- Task
Below is some material; transcribe all of it exactly.

-- START Record list --

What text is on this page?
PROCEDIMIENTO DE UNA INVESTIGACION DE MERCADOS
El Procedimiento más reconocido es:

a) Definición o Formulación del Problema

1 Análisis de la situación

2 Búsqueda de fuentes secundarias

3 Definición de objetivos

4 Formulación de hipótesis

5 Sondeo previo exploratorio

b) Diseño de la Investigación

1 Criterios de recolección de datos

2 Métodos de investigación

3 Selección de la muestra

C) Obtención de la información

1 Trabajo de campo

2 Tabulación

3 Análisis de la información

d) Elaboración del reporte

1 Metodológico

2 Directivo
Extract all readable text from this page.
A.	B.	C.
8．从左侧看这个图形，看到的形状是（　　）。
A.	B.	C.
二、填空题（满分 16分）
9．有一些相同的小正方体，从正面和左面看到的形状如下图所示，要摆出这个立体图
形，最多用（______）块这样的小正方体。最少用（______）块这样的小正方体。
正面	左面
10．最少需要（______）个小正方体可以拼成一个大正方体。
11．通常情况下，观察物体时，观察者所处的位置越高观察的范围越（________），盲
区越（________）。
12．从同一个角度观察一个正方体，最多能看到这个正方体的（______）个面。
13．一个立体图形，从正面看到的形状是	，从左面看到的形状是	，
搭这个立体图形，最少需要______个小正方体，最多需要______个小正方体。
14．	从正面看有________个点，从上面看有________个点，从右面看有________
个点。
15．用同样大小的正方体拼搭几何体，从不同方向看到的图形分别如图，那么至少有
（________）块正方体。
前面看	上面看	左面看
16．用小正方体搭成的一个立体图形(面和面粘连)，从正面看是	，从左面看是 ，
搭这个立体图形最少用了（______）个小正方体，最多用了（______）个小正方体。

-- END Record list --

- Exercise response
What text is on this page?
PROCEDIMIENTO DE UNA INVESTIGACION DE MERCADOS
El Procedimiento más reconocido es:

a) Definición o Formulación del Problema

1 Análisis de la situación

2 Búsqueda de fuentes secundarias

3 Definición de objetivos

4 Formulación de hipótesis

5 Sondeo previo exploratorio

b) Diseño de la Investigación

1 Criterios de recolección de datos

2 Métodos de investigación

3 Selección de la muestra

C) Obtención de la información

1 Trabajo de campo

2 Tabulación

3 Análisis de la información

d) Elaboración del reporte

1 Metodológico

2 Directivo
Extract all readable text from this page.
A.	B.	C.
8．从左侧看这个图形，看到的形状是（　　）。
A.	B.	C.
二、填空题（满分 16分）
9．有一些相同的小正方体，从正面和左面看到的形状如下图所示，要摆出这个立体图
形，最多用（______）块这样的小正方体。最少用（______）块这样的小正方体。
正面	左面
10．最少需要（______）个小正方体可以拼成一个大正方体。
11．通常情况下，观察物体时，观察者所处的位置越高观察的范围越（________），盲
区越（________）。
12．从同一个角度观察一个正方体，最多能看到这个正方体的（______）个面。
13．一个立体图形，从正面看到的形状是	，从左面看到的形状是	，
搭这个立体图形，最少需要______个小正方体，最多需要______个小正方体。
14．	从正面看有________个点，从上面看有________个点，从右面看有________
个点。
15．用同样大小的正方体拼搭几何体，从不同方向看到的图形分别如图，那么至少有
（________）块正方体。
前面看	上面看	左面看
16．用小正方体搭成的一个立体图形(面和面粘连)，从正面看是	，从左面看是 ，
搭这个立体图形最少用了（______）个小正方体，最多用了（______）个小正方体。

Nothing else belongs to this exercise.